_What to work on_
Return every line of the records below verbatim, with no pictures in the copy.

[Dataset records]
--------------------------------
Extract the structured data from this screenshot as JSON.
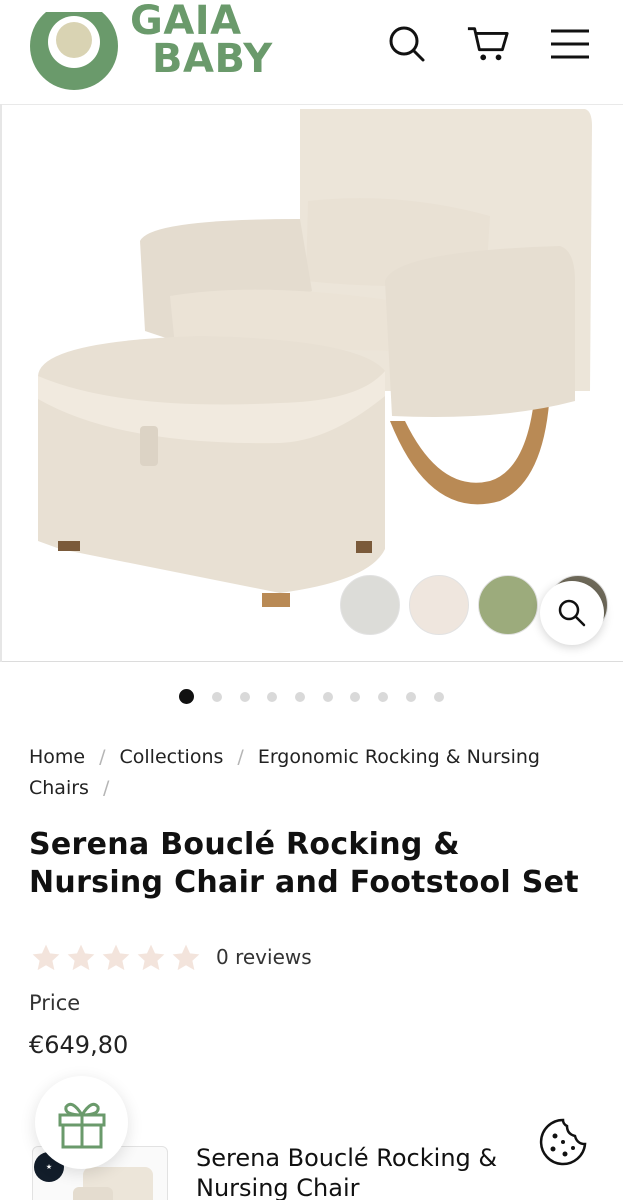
{
  "header": {
    "logo_line1": "GAIA",
    "logo_line2": "BABY",
    "icons": [
      "search-icon",
      "cart-icon",
      "menu-icon"
    ]
  },
  "gallery": {
    "swatches": [
      {
        "name": "grey",
        "color": "#dcdcd8"
      },
      {
        "name": "cream",
        "color": "#efe6de"
      },
      {
        "name": "green",
        "color": "#9cab7c"
      }
    ],
    "dots_total": 10,
    "active_dot": 1
  },
  "breadcrumb": {
    "home": "Home",
    "collections": "Collections",
    "category": "Ergonomic Rocking & Nursing Chairs",
    "separator": "/"
  },
  "product": {
    "title": "Serena Bouclé Rocking & Nursing Chair and Footstool Set",
    "rating": 0,
    "reviews_label": "0 reviews",
    "price_label": "Price",
    "price": "€649,80"
  },
  "variant": {
    "title": "Serena Bouclé Rocking & Nursing Chair"
  },
  "colors": {
    "brand_green": "#6a9a6b",
    "star_empty": "#f3e4dc"
  }
}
--------------------------------
_Solution to this task_
Extract the structured data from this screenshot as JSON.
{
  "header": {
    "logo_line1": "GAIA",
    "logo_line2": "BABY",
    "icons": [
      "search-icon",
      "cart-icon",
      "menu-icon"
    ]
  },
  "gallery": {
    "swatches": [
      {
        "name": "grey",
        "color": "#dcdcd8"
      },
      {
        "name": "cream",
        "color": "#efe6de"
      },
      {
        "name": "green",
        "color": "#9cab7c"
      }
    ],
    "dots_total": 10,
    "active_dot": 1
  },
  "breadcrumb": {
    "home": "Home",
    "collections": "Collections",
    "category": "Ergonomic Rocking & Nursing Chairs",
    "separator": "/"
  },
  "product": {
    "title": "Serena Bouclé Rocking & Nursing Chair and Footstool Set",
    "rating": 0,
    "reviews_label": "0 reviews",
    "price_label": "Price",
    "price": "€649,80"
  },
  "variant": {
    "title": "Serena Bouclé Rocking & Nursing Chair"
  },
  "colors": {
    "brand_green": "#6a9a6b",
    "star_empty": "#f3e4dc"
  }
}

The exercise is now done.